>> START Given records
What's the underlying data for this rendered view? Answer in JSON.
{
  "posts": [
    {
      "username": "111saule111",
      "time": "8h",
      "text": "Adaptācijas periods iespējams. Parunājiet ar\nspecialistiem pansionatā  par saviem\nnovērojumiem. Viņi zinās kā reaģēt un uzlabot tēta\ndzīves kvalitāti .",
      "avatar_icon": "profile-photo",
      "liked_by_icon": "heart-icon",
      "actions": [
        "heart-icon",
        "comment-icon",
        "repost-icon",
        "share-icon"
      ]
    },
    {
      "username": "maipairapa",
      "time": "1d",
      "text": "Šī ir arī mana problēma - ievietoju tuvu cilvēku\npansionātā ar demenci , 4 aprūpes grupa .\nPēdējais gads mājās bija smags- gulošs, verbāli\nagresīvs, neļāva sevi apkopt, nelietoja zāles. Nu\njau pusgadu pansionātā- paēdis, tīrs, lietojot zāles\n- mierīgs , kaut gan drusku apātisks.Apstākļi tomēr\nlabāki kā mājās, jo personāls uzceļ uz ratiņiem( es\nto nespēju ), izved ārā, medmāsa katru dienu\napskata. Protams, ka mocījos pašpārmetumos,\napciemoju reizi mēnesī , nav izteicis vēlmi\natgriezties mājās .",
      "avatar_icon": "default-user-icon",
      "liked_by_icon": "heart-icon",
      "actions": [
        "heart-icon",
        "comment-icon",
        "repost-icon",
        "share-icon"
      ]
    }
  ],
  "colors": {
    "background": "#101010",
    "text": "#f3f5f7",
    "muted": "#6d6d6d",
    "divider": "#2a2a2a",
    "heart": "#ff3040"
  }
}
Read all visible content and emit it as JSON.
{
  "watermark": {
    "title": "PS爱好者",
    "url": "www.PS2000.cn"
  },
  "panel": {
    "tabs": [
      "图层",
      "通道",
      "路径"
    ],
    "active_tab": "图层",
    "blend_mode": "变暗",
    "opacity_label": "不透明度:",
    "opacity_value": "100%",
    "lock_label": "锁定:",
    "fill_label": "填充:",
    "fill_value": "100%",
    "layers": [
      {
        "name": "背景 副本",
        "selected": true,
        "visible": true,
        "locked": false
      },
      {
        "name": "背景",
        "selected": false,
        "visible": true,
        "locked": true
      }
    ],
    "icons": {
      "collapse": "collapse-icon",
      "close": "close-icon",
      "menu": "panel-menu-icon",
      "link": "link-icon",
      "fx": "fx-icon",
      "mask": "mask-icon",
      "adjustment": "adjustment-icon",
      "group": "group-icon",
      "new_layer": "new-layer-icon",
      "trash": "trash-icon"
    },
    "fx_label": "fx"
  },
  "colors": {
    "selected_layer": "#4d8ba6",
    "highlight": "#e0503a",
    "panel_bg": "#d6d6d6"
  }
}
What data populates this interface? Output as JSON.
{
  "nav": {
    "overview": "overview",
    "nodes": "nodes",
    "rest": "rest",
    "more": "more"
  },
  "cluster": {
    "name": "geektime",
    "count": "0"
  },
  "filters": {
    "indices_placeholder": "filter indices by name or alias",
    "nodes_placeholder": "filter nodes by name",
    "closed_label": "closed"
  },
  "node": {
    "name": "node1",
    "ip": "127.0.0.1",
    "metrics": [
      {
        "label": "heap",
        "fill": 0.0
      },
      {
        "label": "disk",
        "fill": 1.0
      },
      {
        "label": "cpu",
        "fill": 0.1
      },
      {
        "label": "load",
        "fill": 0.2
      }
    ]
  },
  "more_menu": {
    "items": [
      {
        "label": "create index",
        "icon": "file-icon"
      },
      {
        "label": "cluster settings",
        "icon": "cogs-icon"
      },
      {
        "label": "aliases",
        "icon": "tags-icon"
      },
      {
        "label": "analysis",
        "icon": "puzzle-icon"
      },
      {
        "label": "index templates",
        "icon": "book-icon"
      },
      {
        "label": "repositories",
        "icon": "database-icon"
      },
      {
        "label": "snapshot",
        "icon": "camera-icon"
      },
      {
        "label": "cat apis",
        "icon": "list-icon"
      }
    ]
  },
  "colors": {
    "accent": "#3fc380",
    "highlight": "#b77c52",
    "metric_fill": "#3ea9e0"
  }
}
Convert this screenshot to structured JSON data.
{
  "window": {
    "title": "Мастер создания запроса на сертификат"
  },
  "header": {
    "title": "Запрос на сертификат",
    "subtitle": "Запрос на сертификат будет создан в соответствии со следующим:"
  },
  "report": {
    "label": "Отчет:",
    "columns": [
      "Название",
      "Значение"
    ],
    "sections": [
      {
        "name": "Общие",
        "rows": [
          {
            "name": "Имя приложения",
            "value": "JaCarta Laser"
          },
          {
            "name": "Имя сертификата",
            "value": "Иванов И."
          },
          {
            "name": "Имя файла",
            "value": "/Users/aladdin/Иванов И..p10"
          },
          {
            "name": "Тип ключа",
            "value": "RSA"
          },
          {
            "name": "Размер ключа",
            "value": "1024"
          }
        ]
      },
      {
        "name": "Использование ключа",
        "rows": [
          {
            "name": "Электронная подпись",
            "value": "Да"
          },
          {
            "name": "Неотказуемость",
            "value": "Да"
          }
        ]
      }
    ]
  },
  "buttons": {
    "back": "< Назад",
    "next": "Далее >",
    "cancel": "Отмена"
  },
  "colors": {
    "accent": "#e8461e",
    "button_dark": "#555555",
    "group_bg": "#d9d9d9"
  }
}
>> END Given records
* Exercise brief:
Please return the data above exactly as given.

* Response:
What's the underlying data for this rendered view? Answer in JSON.
{
  "posts": [
    {
      "username": "111saule111",
      "time": "8h",
      "text": "Adaptācijas periods iespējams. Parunājiet ar\nspecialistiem pansionatā  par saviem\nnovērojumiem. Viņi zinās kā reaģēt un uzlabot tēta\ndzīves kvalitāti .",
      "avatar_icon": "profile-photo",
      "liked_by_icon": "heart-icon",
      "actions": [
        "heart-icon",
        "comment-icon",
        "repost-icon",
        "share-icon"
      ]
    },
    {
      "username": "maipairapa",
      "time": "1d",
      "text": "Šī ir arī mana problēma - ievietoju tuvu cilvēku\npansionātā ar demenci , 4 aprūpes grupa .\nPēdējais gads mājās bija smags- gulošs, verbāli\nagresīvs, neļāva sevi apkopt, nelietoja zāles. Nu\njau pusgadu pansionātā- paēdis, tīrs, lietojot zāles\n- mierīgs , kaut gan drusku apātisks.Apstākļi tomēr\nlabāki kā mājās, jo personāls uzceļ uz ratiņiem( es\nto nespēju ), izved ārā, medmāsa katru dienu\napskata. Protams, ka mocījos pašpārmetumos,\napciemoju reizi mēnesī , nav izteicis vēlmi\natgriezties mājās .",
      "avatar_icon": "default-user-icon",
      "liked_by_icon": "heart-icon",
      "actions": [
        "heart-icon",
        "comment-icon",
        "repost-icon",
        "share-icon"
      ]
    }
  ],
  "colors": {
    "background": "#101010",
    "text": "#f3f5f7",
    "muted": "#6d6d6d",
    "divider": "#2a2a2a",
    "heart": "#ff3040"
  }
}
Read all visible content and emit it as JSON.
{
  "watermark": {
    "title": "PS爱好者",
    "url": "www.PS2000.cn"
  },
  "panel": {
    "tabs": [
      "图层",
      "通道",
      "路径"
    ],
    "active_tab": "图层",
    "blend_mode": "变暗",
    "opacity_label": "不透明度:",
    "opacity_value": "100%",
    "lock_label": "锁定:",
    "fill_label": "填充:",
    "fill_value": "100%",
    "layers": [
      {
        "name": "背景 副本",
        "selected": true,
        "visible": true,
        "locked": false
      },
      {
        "name": "背景",
        "selected": false,
        "visible": true,
        "locked": true
      }
    ],
    "icons": {
      "collapse": "collapse-icon",
      "close": "close-icon",
      "menu": "panel-menu-icon",
      "link": "link-icon",
      "fx": "fx-icon",
      "mask": "mask-icon",
      "adjustment": "adjustment-icon",
      "group": "group-icon",
      "new_layer": "new-layer-icon",
      "trash": "trash-icon"
    },
    "fx_label": "fx"
  },
  "colors": {
    "selected_layer": "#4d8ba6",
    "highlight": "#e0503a",
    "panel_bg": "#d6d6d6"
  }
}
What data populates this interface? Output as JSON.
{
  "nav": {
    "overview": "overview",
    "nodes": "nodes",
    "rest": "rest",
    "more": "more"
  },
  "cluster": {
    "name": "geektime",
    "count": "0"
  },
  "filters": {
    "indices_placeholder": "filter indices by name or alias",
    "nodes_placeholder": "filter nodes by name",
    "closed_label": "closed"
  },
  "node": {
    "name": "node1",
    "ip": "127.0.0.1",
    "metrics": [
      {
        "label": "heap",
        "fill": 0.0
      },
      {
        "label": "disk",
        "fill": 1.0
      },
      {
        "label": "cpu",
        "fill": 0.1
      },
      {
        "label": "load",
        "fill": 0.2
      }
    ]
  },
  "more_menu": {
    "items": [
      {
        "label": "create index",
        "icon": "file-icon"
      },
      {
        "label": "cluster settings",
        "icon": "cogs-icon"
      },
      {
        "label": "aliases",
        "icon": "tags-icon"
      },
      {
        "label": "analysis",
        "icon": "puzzle-icon"
      },
      {
        "label": "index templates",
        "icon": "book-icon"
      },
      {
        "label": "repositories",
        "icon": "database-icon"
      },
      {
        "label": "snapshot",
        "icon": "camera-icon"
      },
      {
        "label": "cat apis",
        "icon": "list-icon"
      }
    ]
  },
  "colors": {
    "accent": "#3fc380",
    "highlight": "#b77c52",
    "metric_fill": "#3ea9e0"
  }
}
Convert this screenshot to structured JSON data.
{
  "window": {
    "title": "Мастер создания запроса на сертификат"
  },
  "header": {
    "title": "Запрос на сертификат",
    "subtitle": "Запрос на сертификат будет создан в соответствии со следующим:"
  },
  "report": {
    "label": "Отчет:",
    "columns": [
      "Название",
      "Значение"
    ],
    "sections": [
      {
        "name": "Общие",
        "rows": [
          {
            "name": "Имя приложения",
            "value": "JaCarta Laser"
          },
          {
            "name": "Имя сертификата",
            "value": "Иванов И."
          },
          {
            "name": "Имя файла",
            "value": "/Users/aladdin/Иванов И..p10"
          },
          {
            "name": "Тип ключа",
            "value": "RSA"
          },
          {
            "name": "Размер ключа",
            "value": "1024"
          }
        ]
      },
      {
        "name": "Использование ключа",
        "rows": [
          {
            "name": "Электронная подпись",
            "value": "Да"
          },
          {
            "name": "Неотказуемость",
            "value": "Да"
          }
        ]
      }
    ]
  },
  "buttons": {
    "back": "< Назад",
    "next": "Далее >",
    "cancel": "Отмена"
  },
  "colors": {
    "accent": "#e8461e",
    "button_dark": "#555555",
    "group_bg": "#d9d9d9"
  }
}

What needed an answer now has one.